#### O que fazer:
Dê continuidade ao trecho sobre a decisão do STJ a respeito da Lei de Anistia, começando logo após a última frase.

Em 20 de maio de 2021, o STJ decidiu pela recepção da Lei de Anistia pela Constituição Federal. O tema foi abordado no AgResp nº 1648236-SP, de relatoria do min. Reynaldo Soares da Fonseca, no julgamento de recurso contra a rejeição de denúncia ofertada pelo MPF, por crime praticado por torturadores durante a ditadura em 17/01/1976. O Parquet argumentou tratar-se de crime contra a humanidade e, portanto, imprescritível de acordo com o Pacto de San José da Costa Rica (Convenção Americana de Direitos Humanos) e o Estatuto de Roma. A denúncia foi rejeitada com base nos artigos 395, II e III, CPP; art. 1º, § 1º da Lei nº 6.683/79 (Lei de Anistia); artigo 4º, § 1º da E.C nº 26/85 e art. 10, § 3º da Lei nº 9.882/99.

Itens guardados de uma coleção
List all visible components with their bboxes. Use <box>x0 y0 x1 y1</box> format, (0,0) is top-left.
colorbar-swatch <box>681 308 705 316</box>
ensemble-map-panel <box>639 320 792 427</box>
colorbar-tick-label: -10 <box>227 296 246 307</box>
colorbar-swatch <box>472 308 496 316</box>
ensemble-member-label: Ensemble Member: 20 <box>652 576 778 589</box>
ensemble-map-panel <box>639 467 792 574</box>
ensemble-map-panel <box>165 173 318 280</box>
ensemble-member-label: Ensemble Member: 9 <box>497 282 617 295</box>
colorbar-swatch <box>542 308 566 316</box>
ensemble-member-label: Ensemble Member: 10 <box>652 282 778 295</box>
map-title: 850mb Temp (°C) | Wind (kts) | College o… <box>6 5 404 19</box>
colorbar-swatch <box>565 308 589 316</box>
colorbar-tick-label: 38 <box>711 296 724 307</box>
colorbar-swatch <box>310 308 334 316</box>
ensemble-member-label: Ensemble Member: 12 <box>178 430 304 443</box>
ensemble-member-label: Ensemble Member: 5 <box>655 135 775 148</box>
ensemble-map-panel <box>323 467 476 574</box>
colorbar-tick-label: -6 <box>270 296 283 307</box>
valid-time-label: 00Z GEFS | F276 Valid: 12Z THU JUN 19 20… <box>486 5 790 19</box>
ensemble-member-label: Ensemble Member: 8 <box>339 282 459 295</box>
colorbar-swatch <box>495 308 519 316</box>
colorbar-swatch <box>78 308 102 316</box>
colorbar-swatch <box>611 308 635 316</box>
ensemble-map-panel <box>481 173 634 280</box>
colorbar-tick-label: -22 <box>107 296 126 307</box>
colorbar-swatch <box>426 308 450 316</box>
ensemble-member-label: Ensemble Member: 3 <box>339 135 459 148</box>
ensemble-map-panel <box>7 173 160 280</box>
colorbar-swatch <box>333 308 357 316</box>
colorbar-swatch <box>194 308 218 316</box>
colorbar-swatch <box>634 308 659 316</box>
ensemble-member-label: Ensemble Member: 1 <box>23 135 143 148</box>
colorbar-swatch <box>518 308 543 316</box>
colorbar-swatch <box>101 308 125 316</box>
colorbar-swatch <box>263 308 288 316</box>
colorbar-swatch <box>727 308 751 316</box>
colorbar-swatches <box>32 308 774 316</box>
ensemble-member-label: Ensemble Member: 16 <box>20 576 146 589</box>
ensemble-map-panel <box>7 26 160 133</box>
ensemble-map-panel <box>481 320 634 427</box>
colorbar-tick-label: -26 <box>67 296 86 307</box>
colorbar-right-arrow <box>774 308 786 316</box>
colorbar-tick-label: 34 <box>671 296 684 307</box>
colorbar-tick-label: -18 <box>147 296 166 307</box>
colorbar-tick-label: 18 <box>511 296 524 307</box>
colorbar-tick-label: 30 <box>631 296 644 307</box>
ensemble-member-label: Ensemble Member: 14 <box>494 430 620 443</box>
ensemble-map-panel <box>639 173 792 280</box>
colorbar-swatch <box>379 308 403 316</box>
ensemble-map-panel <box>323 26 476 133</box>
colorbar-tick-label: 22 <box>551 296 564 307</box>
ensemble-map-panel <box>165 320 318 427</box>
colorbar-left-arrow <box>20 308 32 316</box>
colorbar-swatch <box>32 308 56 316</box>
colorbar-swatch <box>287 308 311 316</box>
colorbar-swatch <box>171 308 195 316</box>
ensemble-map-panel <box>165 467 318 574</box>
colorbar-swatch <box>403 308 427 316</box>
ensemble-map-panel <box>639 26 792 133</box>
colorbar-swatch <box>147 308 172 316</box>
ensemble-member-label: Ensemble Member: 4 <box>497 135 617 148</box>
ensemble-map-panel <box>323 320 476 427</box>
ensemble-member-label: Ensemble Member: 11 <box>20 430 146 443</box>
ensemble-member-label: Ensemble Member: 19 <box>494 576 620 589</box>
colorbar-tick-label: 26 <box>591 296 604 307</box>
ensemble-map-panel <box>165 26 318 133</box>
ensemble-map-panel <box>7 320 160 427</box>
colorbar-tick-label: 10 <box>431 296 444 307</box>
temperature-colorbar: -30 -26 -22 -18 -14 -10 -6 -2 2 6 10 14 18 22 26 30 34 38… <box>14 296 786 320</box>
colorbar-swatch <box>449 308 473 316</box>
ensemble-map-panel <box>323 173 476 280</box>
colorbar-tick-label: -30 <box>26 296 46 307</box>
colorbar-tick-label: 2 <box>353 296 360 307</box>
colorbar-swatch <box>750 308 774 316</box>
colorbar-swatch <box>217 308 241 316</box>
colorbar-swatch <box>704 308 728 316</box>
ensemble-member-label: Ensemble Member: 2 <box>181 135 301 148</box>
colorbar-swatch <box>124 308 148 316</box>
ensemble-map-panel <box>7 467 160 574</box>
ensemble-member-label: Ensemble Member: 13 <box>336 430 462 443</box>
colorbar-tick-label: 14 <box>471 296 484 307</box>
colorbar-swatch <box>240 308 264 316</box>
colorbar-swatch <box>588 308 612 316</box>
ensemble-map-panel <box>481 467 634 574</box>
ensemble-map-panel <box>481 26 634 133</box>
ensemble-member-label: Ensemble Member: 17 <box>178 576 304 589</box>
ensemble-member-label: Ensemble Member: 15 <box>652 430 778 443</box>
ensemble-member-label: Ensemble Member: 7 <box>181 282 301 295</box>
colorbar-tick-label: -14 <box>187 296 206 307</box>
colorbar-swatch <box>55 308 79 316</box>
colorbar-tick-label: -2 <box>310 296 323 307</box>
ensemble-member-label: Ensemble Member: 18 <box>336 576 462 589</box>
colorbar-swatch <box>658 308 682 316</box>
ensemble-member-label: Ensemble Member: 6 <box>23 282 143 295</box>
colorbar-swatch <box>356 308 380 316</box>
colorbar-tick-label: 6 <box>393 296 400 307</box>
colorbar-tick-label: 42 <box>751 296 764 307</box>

#### Resultado da tarefa:
Em Recurso Especial, o MPF sustentou a incompatibilidade da Lei da Anistia (Lei nº 6.683/79) com o Texto Constitucional, posicionamento que não é inovador, uma vez que o parecer da OAB em 1979, relatado por Sepúlveda Pertence, já propunha a exclusão do § 2º da Lei nº 6.683/79: “Ora, a amplitude com a qual se definiu como conexos aos crimes políticos, os de qualquer natureza a eles relacionados, tem o único sentido de prodigalizar anistia aos homicídios, violências e arbitrariedades policiais de toda a sorte, perpetrados nos desvãos da repressão política”.[2]

Ao enfrentar o tema, STJ afirmou que não é possível utilizar tipo penal descrito em tratado internacional para tipificar condutas internamente, sob pena de violação do princípio da legalidade (CF, artigo 5º, XXXIX) e da irretroatividade da lei penal gravosa ao réu (CF, artigo 5º, XL). Quanto à imprescritibilidade, decidiu também que a punição de crimes cometidos há mais de 45 anos romperia com princípios constitucionais fundamentais[3].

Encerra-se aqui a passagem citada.